[Document layout analysis data]
Content starts

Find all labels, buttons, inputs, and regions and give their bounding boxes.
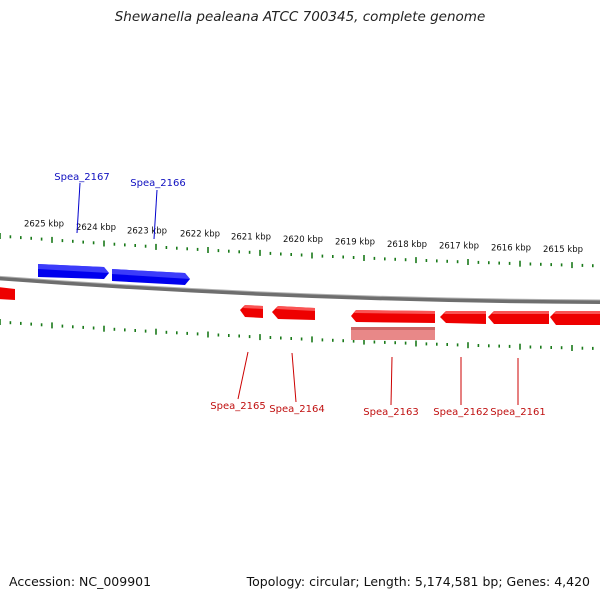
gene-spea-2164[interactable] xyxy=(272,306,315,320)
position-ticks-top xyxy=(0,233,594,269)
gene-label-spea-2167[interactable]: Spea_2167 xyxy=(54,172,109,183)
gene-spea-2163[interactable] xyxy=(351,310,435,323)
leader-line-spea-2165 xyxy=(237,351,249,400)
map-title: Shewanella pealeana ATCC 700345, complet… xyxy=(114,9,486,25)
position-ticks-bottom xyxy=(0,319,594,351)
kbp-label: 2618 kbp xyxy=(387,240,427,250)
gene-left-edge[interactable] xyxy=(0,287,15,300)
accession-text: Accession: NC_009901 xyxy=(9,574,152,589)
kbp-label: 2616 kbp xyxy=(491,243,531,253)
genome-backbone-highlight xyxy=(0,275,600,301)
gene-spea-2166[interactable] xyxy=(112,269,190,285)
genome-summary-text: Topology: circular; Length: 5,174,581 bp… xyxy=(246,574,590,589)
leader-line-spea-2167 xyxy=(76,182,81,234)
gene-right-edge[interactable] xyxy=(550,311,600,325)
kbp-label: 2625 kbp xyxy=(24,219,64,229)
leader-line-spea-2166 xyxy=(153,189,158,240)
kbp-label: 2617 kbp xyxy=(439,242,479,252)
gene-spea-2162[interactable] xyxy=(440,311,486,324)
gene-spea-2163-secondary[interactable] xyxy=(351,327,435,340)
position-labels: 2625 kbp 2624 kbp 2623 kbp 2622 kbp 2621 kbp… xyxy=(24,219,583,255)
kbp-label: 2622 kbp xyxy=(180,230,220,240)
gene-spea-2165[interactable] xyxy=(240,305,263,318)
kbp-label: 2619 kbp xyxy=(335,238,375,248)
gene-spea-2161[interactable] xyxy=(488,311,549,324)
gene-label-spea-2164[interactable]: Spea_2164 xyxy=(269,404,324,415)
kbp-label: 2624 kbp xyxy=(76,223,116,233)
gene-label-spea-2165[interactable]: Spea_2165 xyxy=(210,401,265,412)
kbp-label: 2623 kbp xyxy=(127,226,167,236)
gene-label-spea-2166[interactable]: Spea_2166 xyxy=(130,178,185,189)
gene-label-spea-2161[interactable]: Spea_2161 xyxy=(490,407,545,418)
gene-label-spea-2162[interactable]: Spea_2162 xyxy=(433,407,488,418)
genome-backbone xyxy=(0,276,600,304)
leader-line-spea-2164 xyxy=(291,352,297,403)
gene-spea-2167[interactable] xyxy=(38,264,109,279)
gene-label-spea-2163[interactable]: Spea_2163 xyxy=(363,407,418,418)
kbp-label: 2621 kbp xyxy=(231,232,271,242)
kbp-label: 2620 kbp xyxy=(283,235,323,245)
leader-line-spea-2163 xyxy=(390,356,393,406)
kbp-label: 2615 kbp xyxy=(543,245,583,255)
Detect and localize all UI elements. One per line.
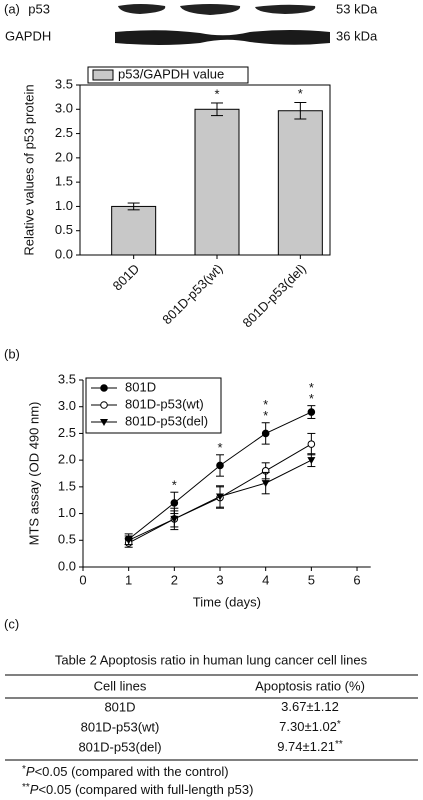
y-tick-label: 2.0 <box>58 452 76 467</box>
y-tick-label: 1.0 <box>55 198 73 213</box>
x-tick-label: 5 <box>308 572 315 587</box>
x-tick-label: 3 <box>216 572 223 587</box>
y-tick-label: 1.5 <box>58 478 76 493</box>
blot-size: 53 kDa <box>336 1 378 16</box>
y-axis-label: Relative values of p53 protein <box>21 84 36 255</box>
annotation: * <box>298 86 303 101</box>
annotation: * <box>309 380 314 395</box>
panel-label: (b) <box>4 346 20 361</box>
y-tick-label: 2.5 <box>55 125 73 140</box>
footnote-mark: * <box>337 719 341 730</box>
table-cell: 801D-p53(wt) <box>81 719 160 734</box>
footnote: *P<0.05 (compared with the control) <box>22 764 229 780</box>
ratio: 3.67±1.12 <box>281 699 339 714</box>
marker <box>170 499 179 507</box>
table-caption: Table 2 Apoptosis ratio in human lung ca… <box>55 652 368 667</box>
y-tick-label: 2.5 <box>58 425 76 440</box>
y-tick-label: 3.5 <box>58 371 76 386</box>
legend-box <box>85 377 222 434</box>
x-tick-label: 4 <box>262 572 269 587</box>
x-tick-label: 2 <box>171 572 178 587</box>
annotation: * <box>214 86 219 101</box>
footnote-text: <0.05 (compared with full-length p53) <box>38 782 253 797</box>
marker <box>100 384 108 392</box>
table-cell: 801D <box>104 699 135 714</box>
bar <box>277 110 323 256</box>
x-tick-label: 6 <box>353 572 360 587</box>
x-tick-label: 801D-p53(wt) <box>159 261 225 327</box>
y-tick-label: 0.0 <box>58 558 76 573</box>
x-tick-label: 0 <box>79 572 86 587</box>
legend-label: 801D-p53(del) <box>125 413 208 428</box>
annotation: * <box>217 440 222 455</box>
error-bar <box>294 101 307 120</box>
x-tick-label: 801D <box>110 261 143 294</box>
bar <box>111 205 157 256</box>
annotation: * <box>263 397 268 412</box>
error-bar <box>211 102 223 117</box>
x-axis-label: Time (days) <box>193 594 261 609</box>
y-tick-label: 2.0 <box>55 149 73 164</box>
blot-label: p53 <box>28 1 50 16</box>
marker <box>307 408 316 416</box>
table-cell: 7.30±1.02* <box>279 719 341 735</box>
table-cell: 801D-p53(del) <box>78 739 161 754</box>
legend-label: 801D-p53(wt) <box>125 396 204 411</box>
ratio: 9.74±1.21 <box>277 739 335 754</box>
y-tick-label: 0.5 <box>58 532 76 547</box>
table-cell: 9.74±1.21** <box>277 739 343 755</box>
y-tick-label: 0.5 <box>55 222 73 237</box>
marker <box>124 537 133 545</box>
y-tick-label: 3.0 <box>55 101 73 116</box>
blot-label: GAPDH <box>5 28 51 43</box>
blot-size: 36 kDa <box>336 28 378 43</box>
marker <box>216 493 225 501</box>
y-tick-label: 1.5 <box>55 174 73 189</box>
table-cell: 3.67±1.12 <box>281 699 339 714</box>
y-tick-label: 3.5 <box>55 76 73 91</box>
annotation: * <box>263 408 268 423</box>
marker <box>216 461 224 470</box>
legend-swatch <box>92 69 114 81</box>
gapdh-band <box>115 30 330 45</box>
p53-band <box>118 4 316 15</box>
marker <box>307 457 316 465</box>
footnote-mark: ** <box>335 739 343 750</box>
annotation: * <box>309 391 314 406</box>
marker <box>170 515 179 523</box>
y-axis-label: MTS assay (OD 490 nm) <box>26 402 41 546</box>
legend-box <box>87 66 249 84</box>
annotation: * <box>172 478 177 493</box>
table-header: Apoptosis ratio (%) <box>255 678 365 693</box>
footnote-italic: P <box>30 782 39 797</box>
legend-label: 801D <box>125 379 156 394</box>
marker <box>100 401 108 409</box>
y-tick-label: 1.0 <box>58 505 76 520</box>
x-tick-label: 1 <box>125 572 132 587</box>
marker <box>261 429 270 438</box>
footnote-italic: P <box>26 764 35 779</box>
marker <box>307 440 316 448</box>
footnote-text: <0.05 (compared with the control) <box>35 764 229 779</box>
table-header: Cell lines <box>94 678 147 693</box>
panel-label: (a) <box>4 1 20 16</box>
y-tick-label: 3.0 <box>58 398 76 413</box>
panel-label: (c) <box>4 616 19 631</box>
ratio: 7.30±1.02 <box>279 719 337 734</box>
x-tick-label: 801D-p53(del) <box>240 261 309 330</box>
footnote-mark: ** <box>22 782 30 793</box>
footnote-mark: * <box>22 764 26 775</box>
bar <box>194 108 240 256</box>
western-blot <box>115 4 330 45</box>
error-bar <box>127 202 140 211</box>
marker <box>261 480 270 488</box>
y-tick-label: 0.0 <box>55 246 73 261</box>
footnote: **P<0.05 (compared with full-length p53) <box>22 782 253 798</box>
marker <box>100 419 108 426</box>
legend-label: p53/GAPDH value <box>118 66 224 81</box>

Content ends

Exercise goal: Which lines of the data above contain the string "leader"? Copy each of them.

Solution to the problem:
leader-line-spea-2165 xyxy=(237,351,249,400)
leader-line-spea-2167 xyxy=(76,182,81,234)
leader-line-spea-2166 xyxy=(153,189,158,240)
leader-line-spea-2164 xyxy=(291,352,297,403)
leader-line-spea-2163 xyxy=(390,356,393,406)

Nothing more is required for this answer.